** start ENTRIES PROVIDED **
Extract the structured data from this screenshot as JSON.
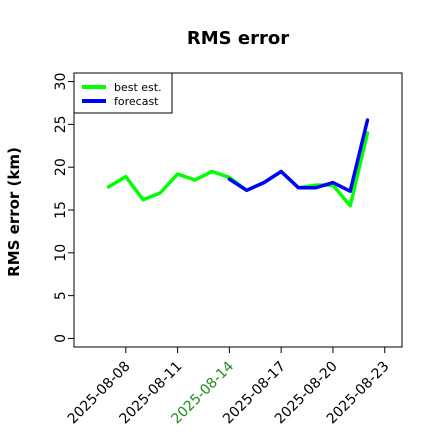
{
  "chart_data": {
    "type": "line",
    "title": "RMS error",
    "ylabel": "RMS error (km)",
    "xlabel": "",
    "ylim": [
      -1,
      31
    ],
    "xlim": [
      "2025-08-05",
      "2025-08-24"
    ],
    "yticks": [
      0,
      5,
      10,
      15,
      20,
      25,
      30
    ],
    "xticks": [
      {
        "value": "2025-08-08",
        "label": "2025-08-08",
        "color": "#000000"
      },
      {
        "value": "2025-08-11",
        "label": "2025-08-11",
        "color": "#000000"
      },
      {
        "value": "2025-08-14",
        "label": "2025-08-14",
        "color": "#228B22"
      },
      {
        "value": "2025-08-17",
        "label": "2025-08-17",
        "color": "#000000"
      },
      {
        "value": "2025-08-20",
        "label": "2025-08-20",
        "color": "#000000"
      },
      {
        "value": "2025-08-23",
        "label": "2025-08-23",
        "color": "#000000"
      }
    ],
    "grid": false,
    "legend_position": "top-left",
    "series": [
      {
        "name": "best est.",
        "color": "#00ff00",
        "points": [
          {
            "x": "2025-08-07",
            "y": 17.7
          },
          {
            "x": "2025-08-08",
            "y": 18.9
          },
          {
            "x": "2025-08-09",
            "y": 16.2
          },
          {
            "x": "2025-08-10",
            "y": 17.0
          },
          {
            "x": "2025-08-11",
            "y": 19.2
          },
          {
            "x": "2025-08-12",
            "y": 18.5
          },
          {
            "x": "2025-08-13",
            "y": 19.5
          },
          {
            "x": "2025-08-14",
            "y": 18.8
          },
          {
            "x": "2025-08-15",
            "y": 17.3
          },
          {
            "x": "2025-08-16",
            "y": 18.2
          },
          {
            "x": "2025-08-17",
            "y": 19.5
          },
          {
            "x": "2025-08-18",
            "y": 17.6
          },
          {
            "x": "2025-08-19",
            "y": 17.9
          },
          {
            "x": "2025-08-20",
            "y": 17.9
          },
          {
            "x": "2025-08-21",
            "y": 15.5
          },
          {
            "x": "2025-08-22",
            "y": 24.0
          }
        ]
      },
      {
        "name": "forecast",
        "color": "#0000ff",
        "points": [
          {
            "x": "2025-08-14",
            "y": 18.6
          },
          {
            "x": "2025-08-15",
            "y": 17.3
          },
          {
            "x": "2025-08-16",
            "y": 18.2
          },
          {
            "x": "2025-08-17",
            "y": 19.5
          },
          {
            "x": "2025-08-18",
            "y": 17.6
          },
          {
            "x": "2025-08-19",
            "y": 17.6
          },
          {
            "x": "2025-08-20",
            "y": 18.2
          },
          {
            "x": "2025-08-21",
            "y": 17.2
          },
          {
            "x": "2025-08-22",
            "y": 25.5
          }
        ]
      }
    ]
  }
}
** end ENTRIES PROVIDED **
THE TASK: Write out all the entries word for word, but skip any images.

PROBLEM SOLUTION:
Extract the structured data from this screenshot as JSON.
{
  "chart_data": {
    "type": "line",
    "title": "RMS error",
    "ylabel": "RMS error (km)",
    "xlabel": "",
    "ylim": [
      -1,
      31
    ],
    "xlim": [
      "2025-08-05",
      "2025-08-24"
    ],
    "yticks": [
      0,
      5,
      10,
      15,
      20,
      25,
      30
    ],
    "xticks": [
      {
        "value": "2025-08-08",
        "label": "2025-08-08",
        "color": "#000000"
      },
      {
        "value": "2025-08-11",
        "label": "2025-08-11",
        "color": "#000000"
      },
      {
        "value": "2025-08-14",
        "label": "2025-08-14",
        "color": "#228B22"
      },
      {
        "value": "2025-08-17",
        "label": "2025-08-17",
        "color": "#000000"
      },
      {
        "value": "2025-08-20",
        "label": "2025-08-20",
        "color": "#000000"
      },
      {
        "value": "2025-08-23",
        "label": "2025-08-23",
        "color": "#000000"
      }
    ],
    "grid": false,
    "legend_position": "top-left",
    "series": [
      {
        "name": "best est.",
        "color": "#00ff00",
        "points": [
          {
            "x": "2025-08-07",
            "y": 17.7
          },
          {
            "x": "2025-08-08",
            "y": 18.9
          },
          {
            "x": "2025-08-09",
            "y": 16.2
          },
          {
            "x": "2025-08-10",
            "y": 17.0
          },
          {
            "x": "2025-08-11",
            "y": 19.2
          },
          {
            "x": "2025-08-12",
            "y": 18.5
          },
          {
            "x": "2025-08-13",
            "y": 19.5
          },
          {
            "x": "2025-08-14",
            "y": 18.8
          },
          {
            "x": "2025-08-15",
            "y": 17.3
          },
          {
            "x": "2025-08-16",
            "y": 18.2
          },
          {
            "x": "2025-08-17",
            "y": 19.5
          },
          {
            "x": "2025-08-18",
            "y": 17.6
          },
          {
            "x": "2025-08-19",
            "y": 17.9
          },
          {
            "x": "2025-08-20",
            "y": 17.9
          },
          {
            "x": "2025-08-21",
            "y": 15.5
          },
          {
            "x": "2025-08-22",
            "y": 24.0
          }
        ]
      },
      {
        "name": "forecast",
        "color": "#0000ff",
        "points": [
          {
            "x": "2025-08-14",
            "y": 18.6
          },
          {
            "x": "2025-08-15",
            "y": 17.3
          },
          {
            "x": "2025-08-16",
            "y": 18.2
          },
          {
            "x": "2025-08-17",
            "y": 19.5
          },
          {
            "x": "2025-08-18",
            "y": 17.6
          },
          {
            "x": "2025-08-19",
            "y": 17.6
          },
          {
            "x": "2025-08-20",
            "y": 18.2
          },
          {
            "x": "2025-08-21",
            "y": 17.2
          },
          {
            "x": "2025-08-22",
            "y": 25.5
          }
        ]
      }
    ]
  }
}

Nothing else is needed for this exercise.